[START LISTING]

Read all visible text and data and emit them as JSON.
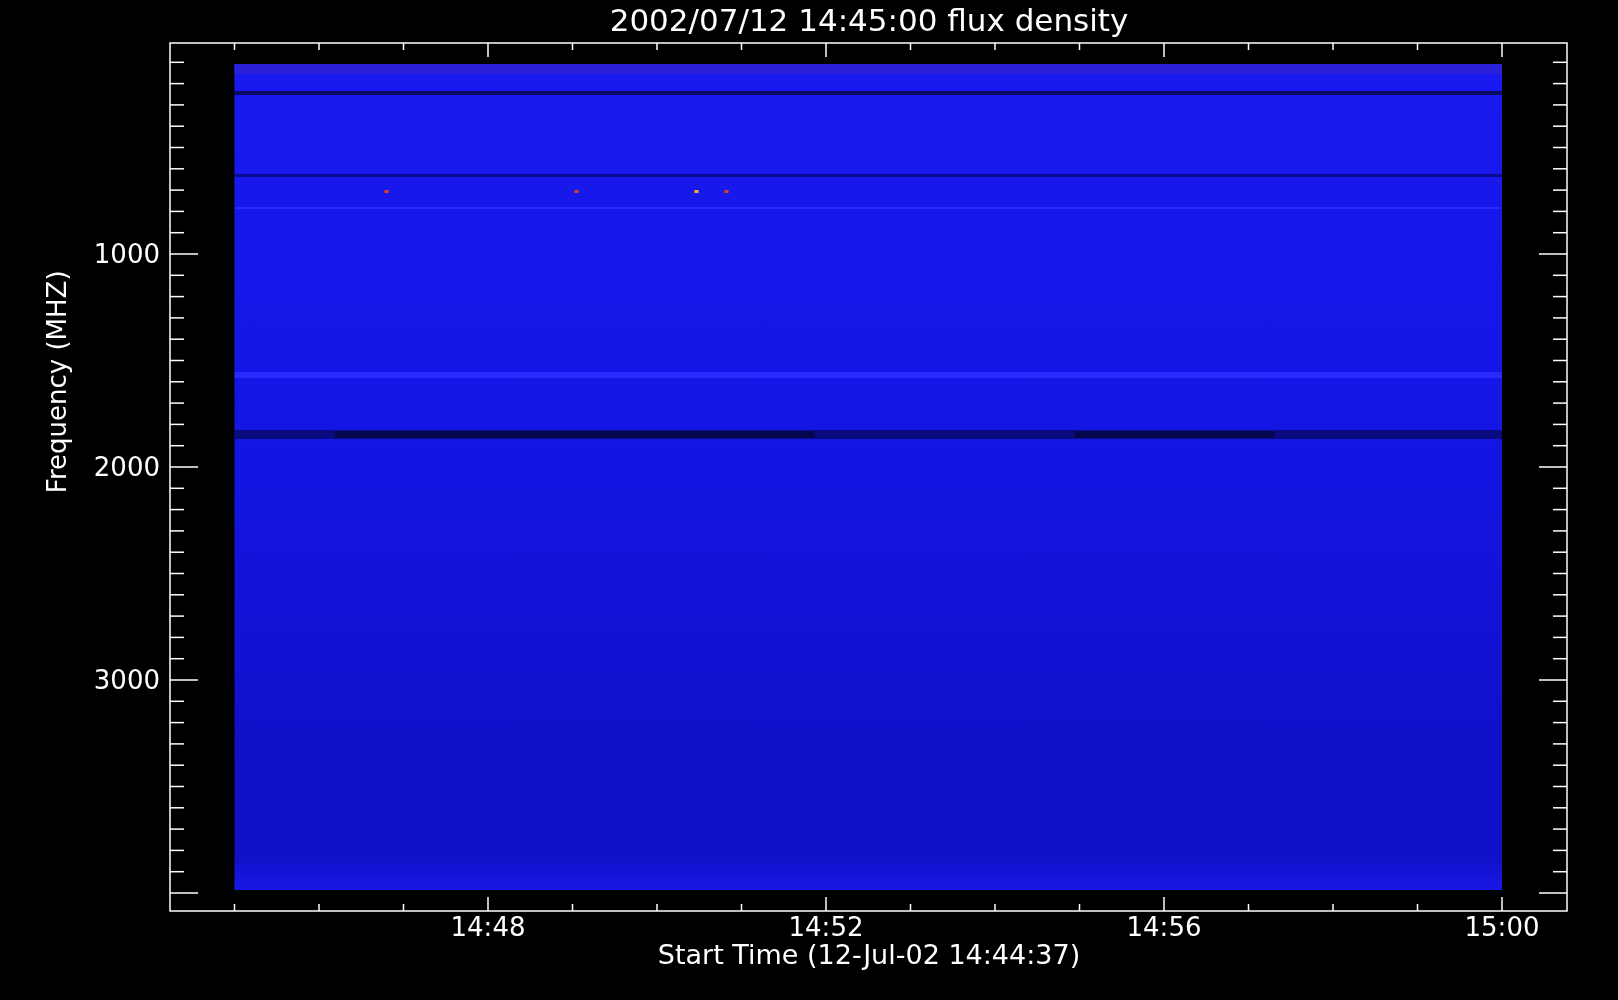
{
  "title": "2002/07/12 14:45:00 flux density",
  "x_axis": {
    "label": "Start Time (12-Jul-02 14:44:37)",
    "ticks": [
      "14:48",
      "14:52",
      "14:56",
      "15:00"
    ]
  },
  "y_axis": {
    "label": "Frequency (MHZ)",
    "ticks": [
      "1000",
      "2000",
      "3000"
    ]
  }
}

[END LISTING]

● **YOUR TASK**
Reproduce the listing exactly. Leave its pictures out.

● **THE REPLY**
Read all visible text and data and emit them as JSON.
{
  "title": "2002/07/12 14:45:00 flux density",
  "x_axis": {
    "label": "Start Time (12-Jul-02 14:44:37)",
    "ticks": [
      "14:48",
      "14:52",
      "14:56",
      "15:00"
    ]
  },
  "y_axis": {
    "label": "Frequency (MHZ)",
    "ticks": [
      "1000",
      "2000",
      "3000"
    ]
  }
}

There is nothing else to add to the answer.